───── ARTICLE
Here's some more of the error:

In [12]: e.run()
WARNING:simuvex.vex.irsb:<SimIRSB 0x40070d> hit an when analyzing statements
Traceback (most recent call last):
File "/home/jess/symbolic/angr-dev/simuvex/simuvex/vex/irsb.py", line 92, in _handle_irsb
self._handle_statements()
File "/home/jess/symbolic/angr-dev/simuvex/simuvex/vex/irsb.py", line 207, in _handle_statements
s_stmt = translate_stmt(self.irsb, stmt_idx, self.last_imark, self.state)
File "/home/jess/symbolic/angr-dev/simuvex/simuvex/vex/statements/init.py", line 31, in translate_stmt
s.process()
File "/home/jess/symbolic/angr-dev/simuvex/simuvex/vex/statements/base.py", line 26, in process
self._execute()
File "/home/jess/symbolic/angr-dev/simuvex/simuvex/vex/statements/store.py", line 34, in _execute
self.state.memory.store(addr.expr, data_endianness, action=a)
File "/home/jess/symbolic/angr-dev/simuvex/simuvex/storage/memory.py", line 163, in store
self._store(request)
──────────
───── DATASET CONTENT
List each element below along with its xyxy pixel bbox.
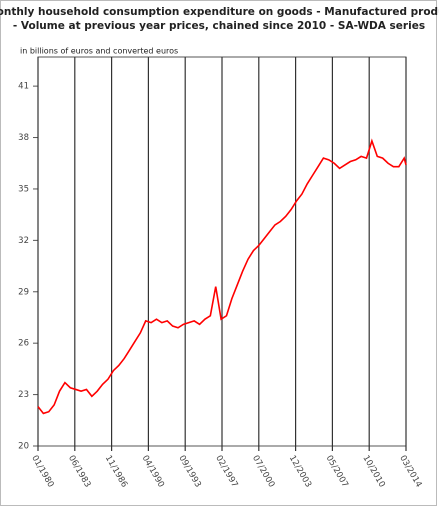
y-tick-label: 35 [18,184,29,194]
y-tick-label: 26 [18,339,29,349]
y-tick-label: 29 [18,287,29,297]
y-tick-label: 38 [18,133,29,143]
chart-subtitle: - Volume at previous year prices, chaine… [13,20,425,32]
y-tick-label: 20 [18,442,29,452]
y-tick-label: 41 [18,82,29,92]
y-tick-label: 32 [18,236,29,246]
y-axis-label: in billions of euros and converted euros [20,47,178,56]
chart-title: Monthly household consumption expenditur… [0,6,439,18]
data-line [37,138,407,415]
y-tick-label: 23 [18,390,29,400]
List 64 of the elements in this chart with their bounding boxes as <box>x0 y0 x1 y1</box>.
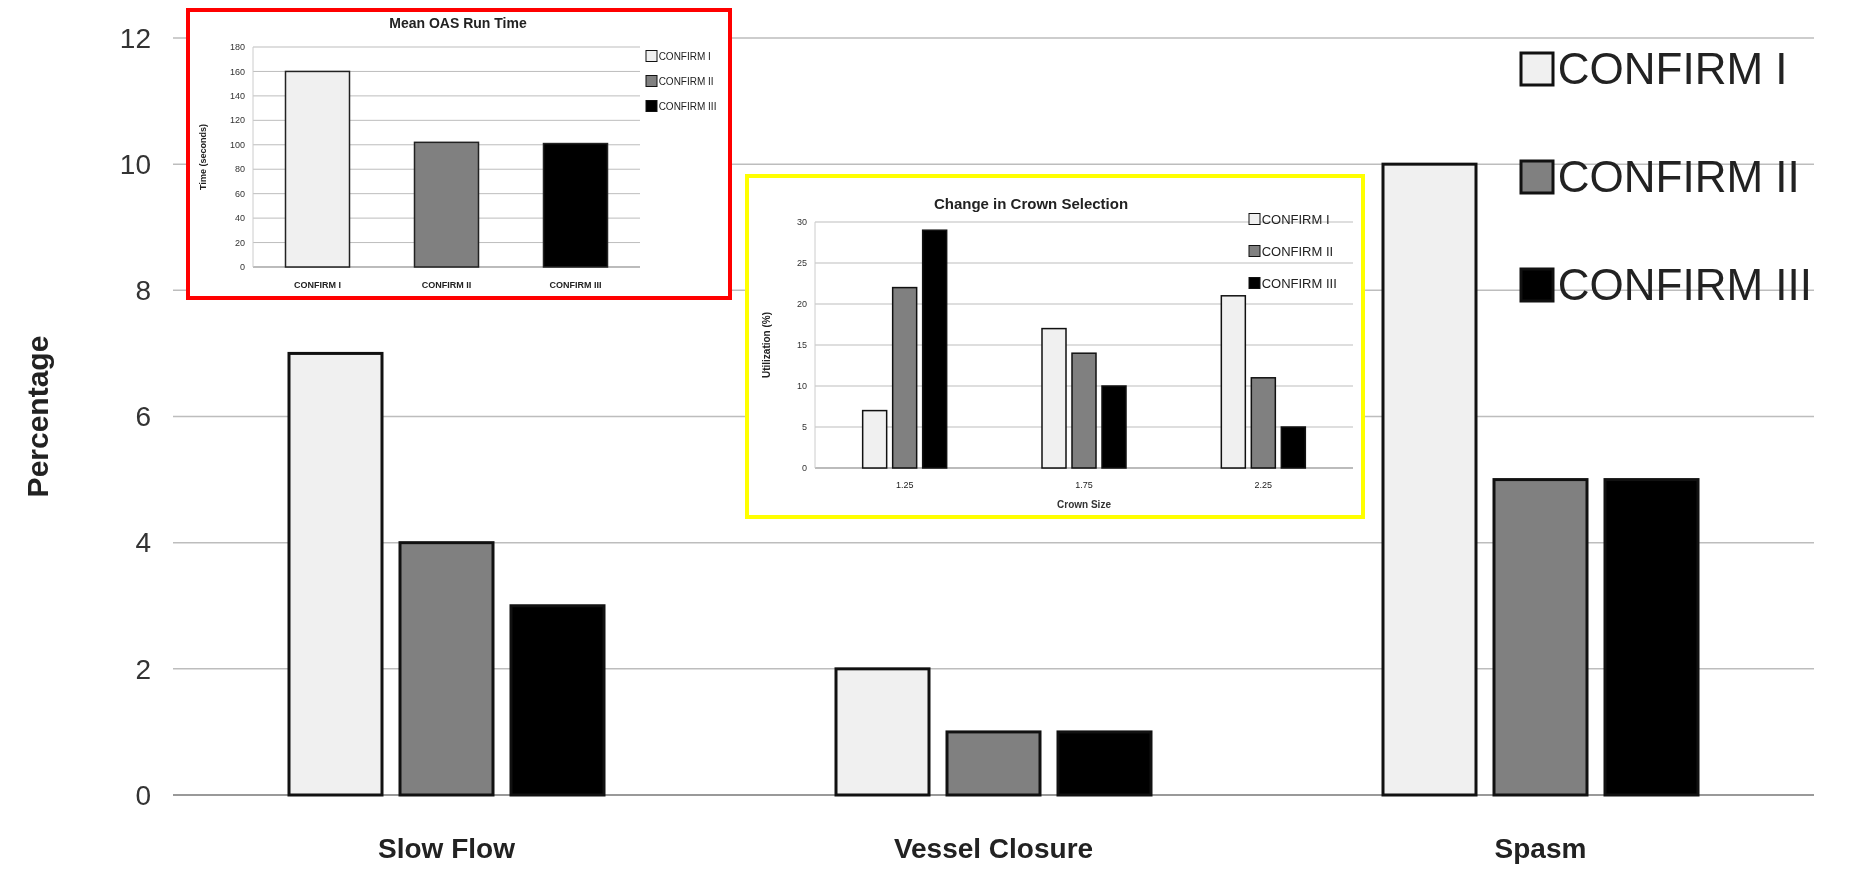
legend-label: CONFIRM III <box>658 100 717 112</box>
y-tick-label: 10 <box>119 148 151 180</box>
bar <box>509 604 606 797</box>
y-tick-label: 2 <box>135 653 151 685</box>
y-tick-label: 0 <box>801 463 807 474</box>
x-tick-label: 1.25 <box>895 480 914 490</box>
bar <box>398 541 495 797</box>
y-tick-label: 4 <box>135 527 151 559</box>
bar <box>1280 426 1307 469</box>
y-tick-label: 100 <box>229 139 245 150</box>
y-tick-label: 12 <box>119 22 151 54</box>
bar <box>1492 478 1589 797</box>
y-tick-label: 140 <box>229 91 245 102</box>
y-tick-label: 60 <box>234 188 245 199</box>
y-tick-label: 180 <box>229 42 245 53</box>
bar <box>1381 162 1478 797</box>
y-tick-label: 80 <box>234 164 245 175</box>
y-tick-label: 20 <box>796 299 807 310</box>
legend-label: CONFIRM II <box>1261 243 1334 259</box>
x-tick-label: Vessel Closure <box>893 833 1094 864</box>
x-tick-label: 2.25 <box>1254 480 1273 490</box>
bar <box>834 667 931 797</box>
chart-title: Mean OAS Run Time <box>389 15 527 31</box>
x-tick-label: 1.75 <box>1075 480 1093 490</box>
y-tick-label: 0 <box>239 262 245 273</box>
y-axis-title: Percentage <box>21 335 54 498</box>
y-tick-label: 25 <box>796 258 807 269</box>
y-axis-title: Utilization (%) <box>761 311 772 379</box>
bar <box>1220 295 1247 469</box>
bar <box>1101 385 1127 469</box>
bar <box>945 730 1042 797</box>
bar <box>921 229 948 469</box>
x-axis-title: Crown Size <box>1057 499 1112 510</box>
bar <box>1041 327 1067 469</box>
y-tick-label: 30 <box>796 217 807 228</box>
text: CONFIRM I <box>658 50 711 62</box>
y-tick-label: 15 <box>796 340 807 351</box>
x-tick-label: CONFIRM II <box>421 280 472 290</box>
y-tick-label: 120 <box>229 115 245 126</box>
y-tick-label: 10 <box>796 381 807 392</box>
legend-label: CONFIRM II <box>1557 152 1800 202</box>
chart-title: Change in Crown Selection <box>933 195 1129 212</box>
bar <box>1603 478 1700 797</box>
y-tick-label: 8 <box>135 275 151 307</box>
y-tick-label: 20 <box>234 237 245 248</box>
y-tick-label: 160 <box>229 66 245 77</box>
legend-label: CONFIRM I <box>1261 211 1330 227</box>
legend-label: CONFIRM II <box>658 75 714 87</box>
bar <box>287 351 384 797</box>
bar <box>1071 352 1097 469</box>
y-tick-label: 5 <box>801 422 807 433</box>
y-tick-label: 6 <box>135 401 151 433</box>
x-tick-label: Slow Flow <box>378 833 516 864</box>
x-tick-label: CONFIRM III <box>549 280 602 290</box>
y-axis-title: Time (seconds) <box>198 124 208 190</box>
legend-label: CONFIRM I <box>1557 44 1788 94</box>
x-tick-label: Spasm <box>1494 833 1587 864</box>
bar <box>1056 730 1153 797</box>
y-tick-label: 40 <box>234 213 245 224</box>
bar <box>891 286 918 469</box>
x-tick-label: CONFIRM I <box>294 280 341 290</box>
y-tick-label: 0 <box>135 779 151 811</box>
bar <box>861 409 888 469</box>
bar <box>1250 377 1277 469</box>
──────────
● **REQUEST 1**:
Retype the angr error traceback starting at "In [12]: e.run()" and ending at "self._execute()".
● **REQUEST 2**:
Please write what comes next in the angr error traceback, picking up after its last line.
The records have no connection to the angr error traceback.

● **EXPECTED ANSWER 1**:
In [12]: e.run()
WARNING:simuvex.vex.irsb:<SimIRSB 0x40070d> hit an when analyzing statements
Traceback (most recent call last):
File "/home/jess/symbolic/angr-dev/simuvex/simuvex/vex/irsb.py", line 92, in _handle_irsb
self._handle_statements()
File "/home/jess/symbolic/angr-dev/simuvex/simuvex/vex/irsb.py", line 207, in _handle_statements
s_stmt = translate_stmt(self.irsb, stmt_idx, self.last_imark, self.state)
File "/home/jess/symbolic/angr-dev/simuvex/simuvex/vex/statements/init.py", line 31, in translate_stmt
s.process()
File "/home/jess/symbolic/angr-dev/simuvex/simuvex/vex/statements/base.py", line 26, in process
self._execute()

● **EXPECTED ANSWER 2**:
File "/home/jess/symbolic/angr-dev/simuvex/simuvex/plugins/symbolic_memory.py", line 469, in _store
req.actual_addresses = self.concretize_write_addr(req.addr)
File "/home/jess/symbolic/angr-dev/simuvex/simuvex/plugins/symbolic_memory.py", line 202, in concretize_write_addr
return self._concretize_addr(addr, strategy=strategy, limit=limit)
File "/home/jess/symbolic/angr-dev/simuvex/simuvex/plugins/symbolic_memory.py", line 168, in _concretize_addr
raise SimMemoryAddressError("Trying to concretize with unsat constraints.")
SimMemoryAddressError: Trying to concretize with unsat constraints.

from angr-doc.

rhelmot avatar rhelmot commented on July 22, 2024

This is a non-error. It just means the path is unsatisfiable and should be thrown out. The actual analysis is still running while this prints out; it's just part of a logger message.

from angr-doc.

rhelmot avatar rhelmot commented on July 22, 2024

Oh, and: we updated the versions of everything on pip last night! Upgrade angr and see if you still get the bitvector-reversing errors.

from angr-doc.

bannsec avatar bannsec commented on July 22, 2024

Nice. The errors are gone. Though for whatever reason it still fails with:

s.se.any_str(inbuf)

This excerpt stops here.